=== Entries supplied ===

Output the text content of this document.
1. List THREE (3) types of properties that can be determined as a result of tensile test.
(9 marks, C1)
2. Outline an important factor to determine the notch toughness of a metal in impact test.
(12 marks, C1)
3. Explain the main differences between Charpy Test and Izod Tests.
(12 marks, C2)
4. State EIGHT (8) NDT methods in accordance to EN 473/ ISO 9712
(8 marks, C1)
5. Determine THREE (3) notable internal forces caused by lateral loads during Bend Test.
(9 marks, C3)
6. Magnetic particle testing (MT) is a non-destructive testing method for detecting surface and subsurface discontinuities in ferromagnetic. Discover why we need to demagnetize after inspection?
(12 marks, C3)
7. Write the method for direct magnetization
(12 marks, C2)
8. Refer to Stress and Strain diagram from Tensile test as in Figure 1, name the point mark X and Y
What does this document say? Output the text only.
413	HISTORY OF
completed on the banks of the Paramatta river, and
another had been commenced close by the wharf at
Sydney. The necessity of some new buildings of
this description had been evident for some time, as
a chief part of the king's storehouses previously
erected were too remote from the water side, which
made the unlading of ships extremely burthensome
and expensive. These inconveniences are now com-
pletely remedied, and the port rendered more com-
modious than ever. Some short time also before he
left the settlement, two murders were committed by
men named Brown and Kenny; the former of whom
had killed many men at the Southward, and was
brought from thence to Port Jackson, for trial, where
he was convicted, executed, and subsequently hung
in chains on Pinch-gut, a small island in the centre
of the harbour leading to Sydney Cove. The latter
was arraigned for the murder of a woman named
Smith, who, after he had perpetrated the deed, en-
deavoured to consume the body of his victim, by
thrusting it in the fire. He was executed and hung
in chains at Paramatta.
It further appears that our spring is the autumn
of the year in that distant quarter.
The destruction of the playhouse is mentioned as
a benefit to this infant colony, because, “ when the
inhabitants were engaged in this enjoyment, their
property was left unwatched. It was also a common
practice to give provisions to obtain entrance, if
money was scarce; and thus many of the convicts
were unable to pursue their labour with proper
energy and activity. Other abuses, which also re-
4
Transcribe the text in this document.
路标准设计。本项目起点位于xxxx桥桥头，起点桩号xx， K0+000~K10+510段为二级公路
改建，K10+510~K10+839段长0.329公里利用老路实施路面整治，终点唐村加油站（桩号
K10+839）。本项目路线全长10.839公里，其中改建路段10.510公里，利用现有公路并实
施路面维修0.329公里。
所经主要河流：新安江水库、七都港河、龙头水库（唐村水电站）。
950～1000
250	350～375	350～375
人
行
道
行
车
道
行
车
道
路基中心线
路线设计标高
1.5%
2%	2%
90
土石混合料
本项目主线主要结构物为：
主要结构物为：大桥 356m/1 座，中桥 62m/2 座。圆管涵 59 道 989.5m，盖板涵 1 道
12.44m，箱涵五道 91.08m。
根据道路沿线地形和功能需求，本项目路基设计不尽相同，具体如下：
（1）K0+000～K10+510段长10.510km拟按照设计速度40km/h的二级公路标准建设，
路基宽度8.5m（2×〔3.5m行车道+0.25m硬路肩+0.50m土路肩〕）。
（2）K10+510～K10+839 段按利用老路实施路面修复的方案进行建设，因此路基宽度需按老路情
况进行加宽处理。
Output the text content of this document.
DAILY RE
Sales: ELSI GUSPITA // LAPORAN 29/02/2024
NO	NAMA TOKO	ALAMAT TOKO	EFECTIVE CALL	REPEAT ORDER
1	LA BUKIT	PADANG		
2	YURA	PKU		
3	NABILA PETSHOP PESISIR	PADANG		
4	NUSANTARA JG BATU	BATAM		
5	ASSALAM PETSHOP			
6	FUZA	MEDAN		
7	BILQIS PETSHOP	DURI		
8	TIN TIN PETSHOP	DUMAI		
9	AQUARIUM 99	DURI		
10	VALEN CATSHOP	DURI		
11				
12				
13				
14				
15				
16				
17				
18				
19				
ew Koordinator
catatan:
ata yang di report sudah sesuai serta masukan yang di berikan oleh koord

=== Exercise instructions ===
Print the records above in full, exactly.

=== Solution to this task ===
Output the text content of this document.
1. List THREE (3) types of properties that can be determined as a result of tensile test.
(9 marks, C1)
2. Outline an important factor to determine the notch toughness of a metal in impact test.
(12 marks, C1)
3. Explain the main differences between Charpy Test and Izod Tests.
(12 marks, C2)
4. State EIGHT (8) NDT methods in accordance to EN 473/ ISO 9712
(8 marks, C1)
5. Determine THREE (3) notable internal forces caused by lateral loads during Bend Test.
(9 marks, C3)
6. Magnetic particle testing (MT) is a non-destructive testing method for detecting surface and subsurface discontinuities in ferromagnetic. Discover why we need to demagnetize after inspection?
(12 marks, C3)
7. Write the method for direct magnetization
(12 marks, C2)
8. Refer to Stress and Strain diagram from Tensile test as in Figure 1, name the point mark X and Y
What does this document say? Output the text only.
413	HISTORY OF
completed on the banks of the Paramatta river, and
another had been commenced close by the wharf at
Sydney. The necessity of some new buildings of
this description had been evident for some time, as
a chief part of the king's storehouses previously
erected were too remote from the water side, which
made the unlading of ships extremely burthensome
and expensive. These inconveniences are now com-
pletely remedied, and the port rendered more com-
modious than ever. Some short time also before he
left the settlement, two murders were committed by
men named Brown and Kenny; the former of whom
had killed many men at the Southward, and was
brought from thence to Port Jackson, for trial, where
he was convicted, executed, and subsequently hung
in chains on Pinch-gut, a small island in the centre
of the harbour leading to Sydney Cove. The latter
was arraigned for the murder of a woman named
Smith, who, after he had perpetrated the deed, en-
deavoured to consume the body of his victim, by
thrusting it in the fire. He was executed and hung
in chains at Paramatta.
It further appears that our spring is the autumn
of the year in that distant quarter.
The destruction of the playhouse is mentioned as
a benefit to this infant colony, because, “ when the
inhabitants were engaged in this enjoyment, their
property was left unwatched. It was also a common
practice to give provisions to obtain entrance, if
money was scarce; and thus many of the convicts
were unable to pursue their labour with proper
energy and activity. Other abuses, which also re-
4
Transcribe the text in this document.
路标准设计。本项目起点位于xxxx桥桥头，起点桩号xx， K0+000~K10+510段为二级公路
改建，K10+510~K10+839段长0.329公里利用老路实施路面整治，终点唐村加油站（桩号
K10+839）。本项目路线全长10.839公里，其中改建路段10.510公里，利用现有公路并实
施路面维修0.329公里。
所经主要河流：新安江水库、七都港河、龙头水库（唐村水电站）。
950～1000
250	350～375	350～375
人
行
道
行
车
道
行
车
道
路基中心线
路线设计标高
1.5%
2%	2%
90
土石混合料
本项目主线主要结构物为：
主要结构物为：大桥 356m/1 座，中桥 62m/2 座。圆管涵 59 道 989.5m，盖板涵 1 道
12.44m，箱涵五道 91.08m。
根据道路沿线地形和功能需求，本项目路基设计不尽相同，具体如下：
（1）K0+000～K10+510段长10.510km拟按照设计速度40km/h的二级公路标准建设，
路基宽度8.5m（2×〔3.5m行车道+0.25m硬路肩+0.50m土路肩〕）。
（2）K10+510～K10+839 段按利用老路实施路面修复的方案进行建设，因此路基宽度需按老路情
况进行加宽处理。
Output the text content of this document.
DAILY RE
Sales: ELSI GUSPITA // LAPORAN 29/02/2024
NO	NAMA TOKO	ALAMAT TOKO	EFECTIVE CALL	REPEAT ORDER
1	LA BUKIT	PADANG		
2	YURA	PKU		
3	NABILA PETSHOP PESISIR	PADANG		
4	NUSANTARA JG BATU	BATAM		
5	ASSALAM PETSHOP			
6	FUZA	MEDAN		
7	BILQIS PETSHOP	DURI		
8	TIN TIN PETSHOP	DUMAI		
9	AQUARIUM 99	DURI		
10	VALEN CATSHOP	DURI		
11				
12				
13				
14				
15				
16				
17				
18				
19				
ew Koordinator
catatan:
ata yang di report sudah sesuai serta masukan yang di berikan oleh koord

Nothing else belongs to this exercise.